--- Supplied information ---

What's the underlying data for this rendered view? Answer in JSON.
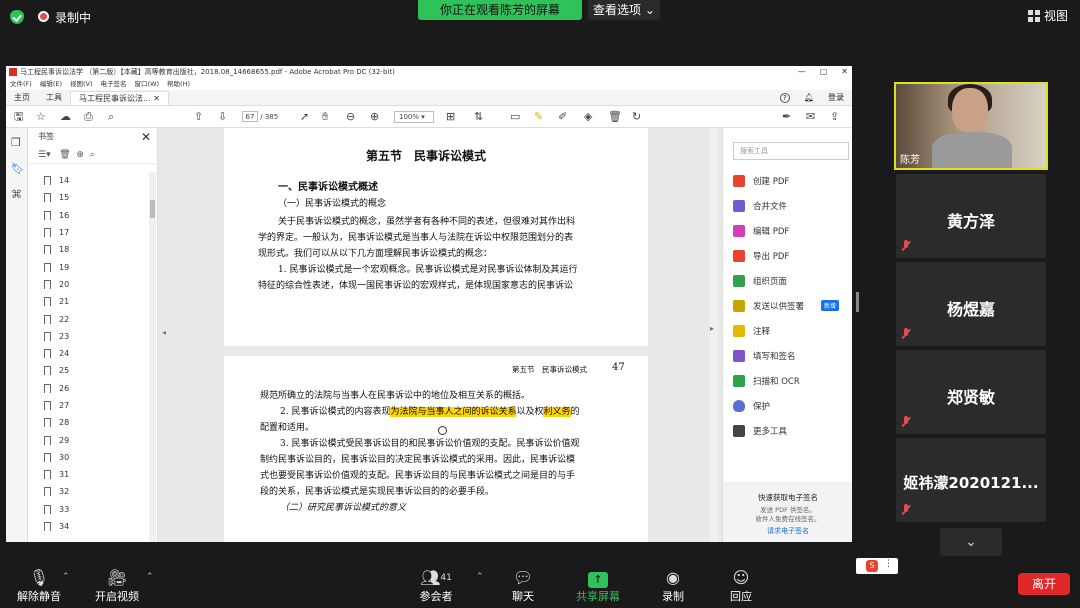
{
  "zoom": {
    "recording_label": "录制中",
    "banner_text": "你正在观看陈芳的屏幕",
    "view_options_label": "查看选项",
    "view_label": "视图",
    "leave_label": "离开",
    "participants_count": "41",
    "bottom": {
      "mute": "解除静音",
      "video": "开启视频",
      "participants": "参会者",
      "chat": "聊天",
      "share": "共享屏幕",
      "record": "录制",
      "reactions": "回应"
    }
  },
  "participants": {
    "video_name": "陈芳",
    "tiles": [
      "黄方泽",
      "杨煜嘉",
      "郑贤敏",
      "姬祎濛2020121..."
    ]
  },
  "acrobat": {
    "window_title": "马工程民事诉讼法学 （第二版）【本藏】高等教育出版社，2018.08_14668655.pdf - Adobe Acrobat Pro DC (32-bit)",
    "menus": [
      "文件(F)",
      "编辑(E)",
      "视图(V)",
      "电子签名",
      "窗口(W)",
      "帮助(H)"
    ],
    "tabs": [
      "主页",
      "工具",
      "马工程民事诉讼法..."
    ],
    "signin_label": "登录",
    "current_page": "67",
    "total_pages": "/ 385",
    "zoom_level": "100%",
    "bookmarks_title": "书签",
    "bookmarks": [
      "14",
      "15",
      "16",
      "17",
      "18",
      "19",
      "20",
      "21",
      "22",
      "23",
      "24",
      "25",
      "26",
      "27",
      "28",
      "29",
      "30",
      "31",
      "32",
      "33",
      "34"
    ],
    "tools_search_placeholder": "搜索工具",
    "tools": [
      "创建 PDF",
      "合并文件",
      "编辑 PDF",
      "导出 PDF",
      "组织页面",
      "发送以供签署",
      "注释",
      "填写和签名",
      "扫描和 OCR",
      "保护",
      "更多工具"
    ],
    "tool_new_badge": "新增",
    "tool_colors": [
      "#e8432e",
      "#6b5fd3",
      "#d13fbd",
      "#e8432e",
      "#2fa24b",
      "#c8a400",
      "#e6b800",
      "#7d55c7",
      "#2fa24b",
      "#5a6fd3",
      "#444444"
    ],
    "esign_title": "快速获取电子签名",
    "esign_desc1": "发送 PDF 供签名。",
    "esign_desc2": "收件人免费在线签名。",
    "esign_link": "请求电子签名"
  },
  "document": {
    "section_title": "第五节　民事诉讼模式",
    "h1": "一、民事诉讼模式概述",
    "h2": "（一）民事诉讼模式的概念",
    "p1_l1": "关于民事诉讼模式的概念，虽然学者有各种不同的表述，但很难对其作出科",
    "p1_l2": "学的界定。一般认为，民事诉讼模式是当事人与法院在诉讼中权限范围划分的表",
    "p1_l3": "现形式。我们可以从以下几方面理解民事诉讼模式的概念：",
    "p2_l1": "1. 民事诉讼模式是一个宏观概念。民事诉讼模式是对民事诉讼体制及其运行",
    "p2_l2": "特征的综合性表述，体现一国民事诉讼的宏观样式，是体现国家意志的民事诉讼",
    "running_head": "第五节　民事诉讼模式",
    "page_number": "47",
    "q1": "规范所确立的法院与当事人在民事诉讼中的地位及相互关系的概括。",
    "q2_pre": "2. 民事诉讼模式的内容表现",
    "q2_hl1": "为法院与当事人之间的诉讼关系",
    "q2_mid": "以及权",
    "q2_hl2": "利义务",
    "q2_post": "的",
    "q3": "配置和适用。",
    "q4": "3. 民事诉讼模式受民事诉讼目的和民事诉讼价值观的支配。民事诉讼价值观",
    "q5": "制约民事诉讼目的，民事诉讼目的决定民事诉讼模式的采用。因此，民事诉讼模",
    "q6": "式也要受民事诉讼价值观的支配。民事诉讼目的与民事诉讼模式之间是目的与手",
    "q7": "段的关系，民事诉讼模式是实现民事诉讼目的的必要手段。",
    "q8": "（二）研究民事诉讼模式的意义"
  }
}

---

* _Task_
In the copy, include no pictures; restate the listing above exactly.

* _Response for this exercise_
What's the underlying data for this rendered view? Answer in JSON.
{
  "zoom": {
    "recording_label": "录制中",
    "banner_text": "你正在观看陈芳的屏幕",
    "view_options_label": "查看选项",
    "view_label": "视图",
    "leave_label": "离开",
    "participants_count": "41",
    "bottom": {
      "mute": "解除静音",
      "video": "开启视频",
      "participants": "参会者",
      "chat": "聊天",
      "share": "共享屏幕",
      "record": "录制",
      "reactions": "回应"
    }
  },
  "participants": {
    "video_name": "陈芳",
    "tiles": [
      "黄方泽",
      "杨煜嘉",
      "郑贤敏",
      "姬祎濛2020121..."
    ]
  },
  "acrobat": {
    "window_title": "马工程民事诉讼法学 （第二版）【本藏】高等教育出版社，2018.08_14668655.pdf - Adobe Acrobat Pro DC (32-bit)",
    "menus": [
      "文件(F)",
      "编辑(E)",
      "视图(V)",
      "电子签名",
      "窗口(W)",
      "帮助(H)"
    ],
    "tabs": [
      "主页",
      "工具",
      "马工程民事诉讼法..."
    ],
    "signin_label": "登录",
    "current_page": "67",
    "total_pages": "/ 385",
    "zoom_level": "100%",
    "bookmarks_title": "书签",
    "bookmarks": [
      "14",
      "15",
      "16",
      "17",
      "18",
      "19",
      "20",
      "21",
      "22",
      "23",
      "24",
      "25",
      "26",
      "27",
      "28",
      "29",
      "30",
      "31",
      "32",
      "33",
      "34"
    ],
    "tools_search_placeholder": "搜索工具",
    "tools": [
      "创建 PDF",
      "合并文件",
      "编辑 PDF",
      "导出 PDF",
      "组织页面",
      "发送以供签署",
      "注释",
      "填写和签名",
      "扫描和 OCR",
      "保护",
      "更多工具"
    ],
    "tool_new_badge": "新增",
    "tool_colors": [
      "#e8432e",
      "#6b5fd3",
      "#d13fbd",
      "#e8432e",
      "#2fa24b",
      "#c8a400",
      "#e6b800",
      "#7d55c7",
      "#2fa24b",
      "#5a6fd3",
      "#444444"
    ],
    "esign_title": "快速获取电子签名",
    "esign_desc1": "发送 PDF 供签名。",
    "esign_desc2": "收件人免费在线签名。",
    "esign_link": "请求电子签名"
  },
  "document": {
    "section_title": "第五节　民事诉讼模式",
    "h1": "一、民事诉讼模式概述",
    "h2": "（一）民事诉讼模式的概念",
    "p1_l1": "关于民事诉讼模式的概念，虽然学者有各种不同的表述，但很难对其作出科",
    "p1_l2": "学的界定。一般认为，民事诉讼模式是当事人与法院在诉讼中权限范围划分的表",
    "p1_l3": "现形式。我们可以从以下几方面理解民事诉讼模式的概念：",
    "p2_l1": "1. 民事诉讼模式是一个宏观概念。民事诉讼模式是对民事诉讼体制及其运行",
    "p2_l2": "特征的综合性表述，体现一国民事诉讼的宏观样式，是体现国家意志的民事诉讼",
    "running_head": "第五节　民事诉讼模式",
    "page_number": "47",
    "q1": "规范所确立的法院与当事人在民事诉讼中的地位及相互关系的概括。",
    "q2_pre": "2. 民事诉讼模式的内容表现",
    "q2_hl1": "为法院与当事人之间的诉讼关系",
    "q2_mid": "以及权",
    "q2_hl2": "利义务",
    "q2_post": "的",
    "q3": "配置和适用。",
    "q4": "3. 民事诉讼模式受民事诉讼目的和民事诉讼价值观的支配。民事诉讼价值观",
    "q5": "制约民事诉讼目的，民事诉讼目的决定民事诉讼模式的采用。因此，民事诉讼模",
    "q6": "式也要受民事诉讼价值观的支配。民事诉讼目的与民事诉讼模式之间是目的与手",
    "q7": "段的关系，民事诉讼模式是实现民事诉讼目的的必要手段。",
    "q8": "（二）研究民事诉讼模式的意义"
  }
}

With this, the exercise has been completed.